** Problem description **
Repeat the whole listing exactly as written.

# start of Record list

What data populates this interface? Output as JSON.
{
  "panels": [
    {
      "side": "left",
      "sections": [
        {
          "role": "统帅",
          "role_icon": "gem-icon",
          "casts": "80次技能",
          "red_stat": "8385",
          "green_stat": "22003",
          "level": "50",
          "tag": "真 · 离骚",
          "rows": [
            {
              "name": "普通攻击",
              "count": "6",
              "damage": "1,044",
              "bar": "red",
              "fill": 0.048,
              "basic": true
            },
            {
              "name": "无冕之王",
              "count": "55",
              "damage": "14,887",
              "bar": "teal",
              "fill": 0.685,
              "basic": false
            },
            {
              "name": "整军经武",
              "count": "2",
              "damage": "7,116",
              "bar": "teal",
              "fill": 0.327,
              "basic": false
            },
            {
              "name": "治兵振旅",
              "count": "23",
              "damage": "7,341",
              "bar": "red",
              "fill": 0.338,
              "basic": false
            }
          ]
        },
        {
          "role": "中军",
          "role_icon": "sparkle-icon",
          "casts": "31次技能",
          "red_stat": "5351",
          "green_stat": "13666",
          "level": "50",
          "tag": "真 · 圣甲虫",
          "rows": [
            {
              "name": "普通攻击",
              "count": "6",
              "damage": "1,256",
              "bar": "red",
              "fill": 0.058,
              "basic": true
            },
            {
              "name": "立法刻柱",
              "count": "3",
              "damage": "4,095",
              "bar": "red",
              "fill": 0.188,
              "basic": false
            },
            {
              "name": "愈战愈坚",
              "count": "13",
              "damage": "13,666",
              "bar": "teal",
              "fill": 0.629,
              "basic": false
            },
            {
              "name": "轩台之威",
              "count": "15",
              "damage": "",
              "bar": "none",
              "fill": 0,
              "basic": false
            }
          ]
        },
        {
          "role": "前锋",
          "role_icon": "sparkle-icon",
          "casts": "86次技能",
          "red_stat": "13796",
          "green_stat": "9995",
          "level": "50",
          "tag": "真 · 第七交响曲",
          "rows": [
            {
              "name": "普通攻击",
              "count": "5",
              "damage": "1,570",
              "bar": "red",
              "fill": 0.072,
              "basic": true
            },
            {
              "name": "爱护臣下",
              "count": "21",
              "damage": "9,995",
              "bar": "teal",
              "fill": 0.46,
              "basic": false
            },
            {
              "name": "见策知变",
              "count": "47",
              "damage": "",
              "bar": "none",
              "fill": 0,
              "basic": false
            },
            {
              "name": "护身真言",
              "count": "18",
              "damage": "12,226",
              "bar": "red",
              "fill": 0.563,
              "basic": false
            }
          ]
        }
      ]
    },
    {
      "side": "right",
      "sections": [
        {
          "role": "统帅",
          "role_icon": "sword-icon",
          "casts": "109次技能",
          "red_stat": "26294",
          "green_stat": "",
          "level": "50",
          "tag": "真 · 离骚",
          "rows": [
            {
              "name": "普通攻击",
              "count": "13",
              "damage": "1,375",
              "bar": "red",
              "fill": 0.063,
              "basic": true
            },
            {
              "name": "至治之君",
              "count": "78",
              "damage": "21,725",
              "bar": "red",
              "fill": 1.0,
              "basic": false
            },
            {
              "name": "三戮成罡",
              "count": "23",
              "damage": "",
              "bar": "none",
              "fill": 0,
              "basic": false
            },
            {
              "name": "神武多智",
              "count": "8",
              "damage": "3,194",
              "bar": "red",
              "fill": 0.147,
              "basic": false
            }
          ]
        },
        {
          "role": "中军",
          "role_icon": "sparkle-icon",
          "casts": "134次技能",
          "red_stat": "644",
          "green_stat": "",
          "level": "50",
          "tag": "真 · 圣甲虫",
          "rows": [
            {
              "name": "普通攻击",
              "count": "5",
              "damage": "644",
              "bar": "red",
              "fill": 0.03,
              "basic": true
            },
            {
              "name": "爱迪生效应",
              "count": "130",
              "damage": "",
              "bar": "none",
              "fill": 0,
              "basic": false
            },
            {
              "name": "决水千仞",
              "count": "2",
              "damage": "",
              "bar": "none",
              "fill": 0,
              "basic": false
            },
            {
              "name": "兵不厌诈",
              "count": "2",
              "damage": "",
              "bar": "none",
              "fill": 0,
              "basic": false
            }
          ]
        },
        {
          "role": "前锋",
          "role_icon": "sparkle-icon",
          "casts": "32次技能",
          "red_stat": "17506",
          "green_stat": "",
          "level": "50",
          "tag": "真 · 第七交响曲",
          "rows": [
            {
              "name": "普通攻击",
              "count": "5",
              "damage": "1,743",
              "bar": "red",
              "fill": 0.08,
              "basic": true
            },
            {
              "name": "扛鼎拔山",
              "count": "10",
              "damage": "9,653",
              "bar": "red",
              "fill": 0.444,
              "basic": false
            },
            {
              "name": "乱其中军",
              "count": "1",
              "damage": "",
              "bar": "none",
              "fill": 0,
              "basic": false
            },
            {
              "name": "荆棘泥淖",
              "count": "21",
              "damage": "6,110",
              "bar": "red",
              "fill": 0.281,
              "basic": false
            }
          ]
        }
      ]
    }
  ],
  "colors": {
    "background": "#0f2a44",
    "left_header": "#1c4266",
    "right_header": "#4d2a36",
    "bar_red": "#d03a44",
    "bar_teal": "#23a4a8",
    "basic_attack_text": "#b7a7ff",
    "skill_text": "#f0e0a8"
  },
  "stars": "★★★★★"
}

# end of Record list

** Result of this task **
What data populates this interface? Output as JSON.
{
  "panels": [
    {
      "side": "left",
      "sections": [
        {
          "role": "统帅",
          "role_icon": "gem-icon",
          "casts": "80次技能",
          "red_stat": "8385",
          "green_stat": "22003",
          "level": "50",
          "tag": "真 · 离骚",
          "rows": [
            {
              "name": "普通攻击",
              "count": "6",
              "damage": "1,044",
              "bar": "red",
              "fill": 0.048,
              "basic": true
            },
            {
              "name": "无冕之王",
              "count": "55",
              "damage": "14,887",
              "bar": "teal",
              "fill": 0.685,
              "basic": false
            },
            {
              "name": "整军经武",
              "count": "2",
              "damage": "7,116",
              "bar": "teal",
              "fill": 0.327,
              "basic": false
            },
            {
              "name": "治兵振旅",
              "count": "23",
              "damage": "7,341",
              "bar": "red",
              "fill": 0.338,
              "basic": false
            }
          ]
        },
        {
          "role": "中军",
          "role_icon": "sparkle-icon",
          "casts": "31次技能",
          "red_stat": "5351",
          "green_stat": "13666",
          "level": "50",
          "tag": "真 · 圣甲虫",
          "rows": [
            {
              "name": "普通攻击",
              "count": "6",
              "damage": "1,256",
              "bar": "red",
              "fill": 0.058,
              "basic": true
            },
            {
              "name": "立法刻柱",
              "count": "3",
              "damage": "4,095",
              "bar": "red",
              "fill": 0.188,
              "basic": false
            },
            {
              "name": "愈战愈坚",
              "count": "13",
              "damage": "13,666",
              "bar": "teal",
              "fill": 0.629,
              "basic": false
            },
            {
              "name": "轩台之威",
              "count": "15",
              "damage": "",
              "bar": "none",
              "fill": 0,
              "basic": false
            }
          ]
        },
        {
          "role": "前锋",
          "role_icon": "sparkle-icon",
          "casts": "86次技能",
          "red_stat": "13796",
          "green_stat": "9995",
          "level": "50",
          "tag": "真 · 第七交响曲",
          "rows": [
            {
              "name": "普通攻击",
              "count": "5",
              "damage": "1,570",
              "bar": "red",
              "fill": 0.072,
              "basic": true
            },
            {
              "name": "爱护臣下",
              "count": "21",
              "damage": "9,995",
              "bar": "teal",
              "fill": 0.46,
              "basic": false
            },
            {
              "name": "见策知变",
              "count": "47",
              "damage": "",
              "bar": "none",
              "fill": 0,
              "basic": false
            },
            {
              "name": "护身真言",
              "count": "18",
              "damage": "12,226",
              "bar": "red",
              "fill": 0.563,
              "basic": false
            }
          ]
        }
      ]
    },
    {
      "side": "right",
      "sections": [
        {
          "role": "统帅",
          "role_icon": "sword-icon",
          "casts": "109次技能",
          "red_stat": "26294",
          "green_stat": "",
          "level": "50",
          "tag": "真 · 离骚",
          "rows": [
            {
              "name": "普通攻击",
              "count": "13",
              "damage": "1,375",
              "bar": "red",
              "fill": 0.063,
              "basic": true
            },
            {
              "name": "至治之君",
              "count": "78",
              "damage": "21,725",
              "bar": "red",
              "fill": 1.0,
              "basic": false
            },
            {
              "name": "三戮成罡",
              "count": "23",
              "damage": "",
              "bar": "none",
              "fill": 0,
              "basic": false
            },
            {
              "name": "神武多智",
              "count": "8",
              "damage": "3,194",
              "bar": "red",
              "fill": 0.147,
              "basic": false
            }
          ]
        },
        {
          "role": "中军",
          "role_icon": "sparkle-icon",
          "casts": "134次技能",
          "red_stat": "644",
          "green_stat": "",
          "level": "50",
          "tag": "真 · 圣甲虫",
          "rows": [
            {
              "name": "普通攻击",
              "count": "5",
              "damage": "644",
              "bar": "red",
              "fill": 0.03,
              "basic": true
            },
            {
              "name": "爱迪生效应",
              "count": "130",
              "damage": "",
              "bar": "none",
              "fill": 0,
              "basic": false
            },
            {
              "name": "决水千仞",
              "count": "2",
              "damage": "",
              "bar": "none",
              "fill": 0,
              "basic": false
            },
            {
              "name": "兵不厌诈",
              "count": "2",
              "damage": "",
              "bar": "none",
              "fill": 0,
              "basic": false
            }
          ]
        },
        {
          "role": "前锋",
          "role_icon": "sparkle-icon",
          "casts": "32次技能",
          "red_stat": "17506",
          "green_stat": "",
          "level": "50",
          "tag": "真 · 第七交响曲",
          "rows": [
            {
              "name": "普通攻击",
              "count": "5",
              "damage": "1,743",
              "bar": "red",
              "fill": 0.08,
              "basic": true
            },
            {
              "name": "扛鼎拔山",
              "count": "10",
              "damage": "9,653",
              "bar": "red",
              "fill": 0.444,
              "basic": false
            },
            {
              "name": "乱其中军",
              "count": "1",
              "damage": "",
              "bar": "none",
              "fill": 0,
              "basic": false
            },
            {
              "name": "荆棘泥淖",
              "count": "21",
              "damage": "6,110",
              "bar": "red",
              "fill": 0.281,
              "basic": false
            }
          ]
        }
      ]
    }
  ],
  "colors": {
    "background": "#0f2a44",
    "left_header": "#1c4266",
    "right_header": "#4d2a36",
    "bar_red": "#d03a44",
    "bar_teal": "#23a4a8",
    "basic_attack_text": "#b7a7ff",
    "skill_text": "#f0e0a8"
  },
  "stars": "★★★★★"
}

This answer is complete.